### EXERCISE GOAL
Write out every entry, unchanged. Skip any picture.

### RECORDS SHOWN
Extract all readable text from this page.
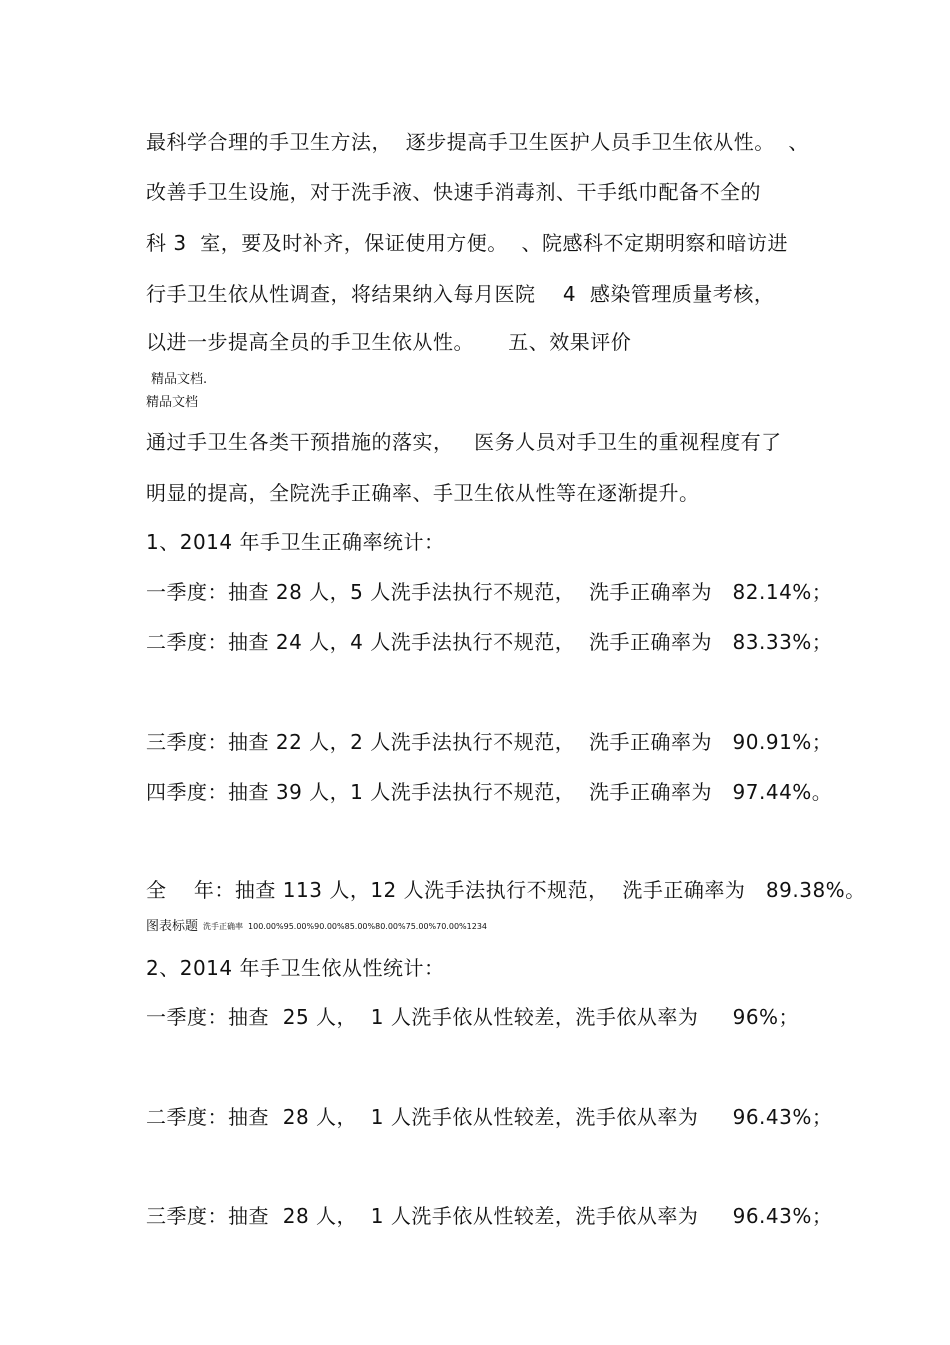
最科学合理的手卫生方法，  逐步提高手卫生医护人员手卫生依从性。  、
改善手卫生设施，对于洗手液、快速手消毒剂、干手纸巾配备不全的
科 3  室，要及时补齐，保证使用方便。  、院感科不定期明察和暗访进
行手卫生依从性调查，将结果纳入每月医院    4  感染管理质量考核，
以进一步提高全员的手卫生依从性。     五、效果评价
精品文档.
精品文档
通过手卫生各类干预措施的落实，   医务人员对手卫生的重视程度有了
明显的提高，全院洗手正确率、手卫生依从性等在逐渐提升。
1、2014 年手卫生正确率统计：
一季度：抽查 28 人，5 人洗手法执行不规范，  洗手正确率为   82.14%；
二季度：抽查 24 人，4 人洗手法执行不规范，  洗手正确率为   83.33%；
三季度：抽查 22 人，2 人洗手法执行不规范，  洗手正确率为   90.91%；
四季度：抽查 39 人，1 人洗手法执行不规范，  洗手正确率为   97.44%。
全    年：抽查 113 人，12 人洗手法执行不规范，  洗手正确率为   89.38%。
图表标题 洗手正确率 100.00%95.00%90.00%85.00%80.00%75.00%70.00%1234
2、2014 年手卫生依从性统计：
一季度：抽查  25 人，  1 人洗手依从性较差，洗手依从率为     96%；
二季度：抽查  28 人，  1 人洗手依从性较差，洗手依从率为     96.43%；
三季度：抽查  28 人，  1 人洗手依从性较差，洗手依从率为     96.43%；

### WRITTEN RESPONSE
Extract all readable text from this page.
最科学合理的手卫生方法，  逐步提高手卫生医护人员手卫生依从性。  、
改善手卫生设施，对于洗手液、快速手消毒剂、干手纸巾配备不全的
科 3  室，要及时补齐，保证使用方便。  、院感科不定期明察和暗访进
行手卫生依从性调查，将结果纳入每月医院    4  感染管理质量考核，
以进一步提高全员的手卫生依从性。     五、效果评价
精品文档.
精品文档
通过手卫生各类干预措施的落实，   医务人员对手卫生的重视程度有了
明显的提高，全院洗手正确率、手卫生依从性等在逐渐提升。
1、2014 年手卫生正确率统计：
一季度：抽查 28 人，5 人洗手法执行不规范，  洗手正确率为   82.14%；
二季度：抽查 24 人，4 人洗手法执行不规范，  洗手正确率为   83.33%；
三季度：抽查 22 人，2 人洗手法执行不规范，  洗手正确率为   90.91%；
四季度：抽查 39 人，1 人洗手法执行不规范，  洗手正确率为   97.44%。
全    年：抽查 113 人，12 人洗手法执行不规范，  洗手正确率为   89.38%。
图表标题 洗手正确率 100.00%95.00%90.00%85.00%80.00%75.00%70.00%1234
2、2014 年手卫生依从性统计：
一季度：抽查  25 人，  1 人洗手依从性较差，洗手依从率为     96%；
二季度：抽查  28 人，  1 人洗手依从性较差，洗手依从率为     96.43%；
三季度：抽查  28 人，  1 人洗手依从性较差，洗手依从率为     96.43%；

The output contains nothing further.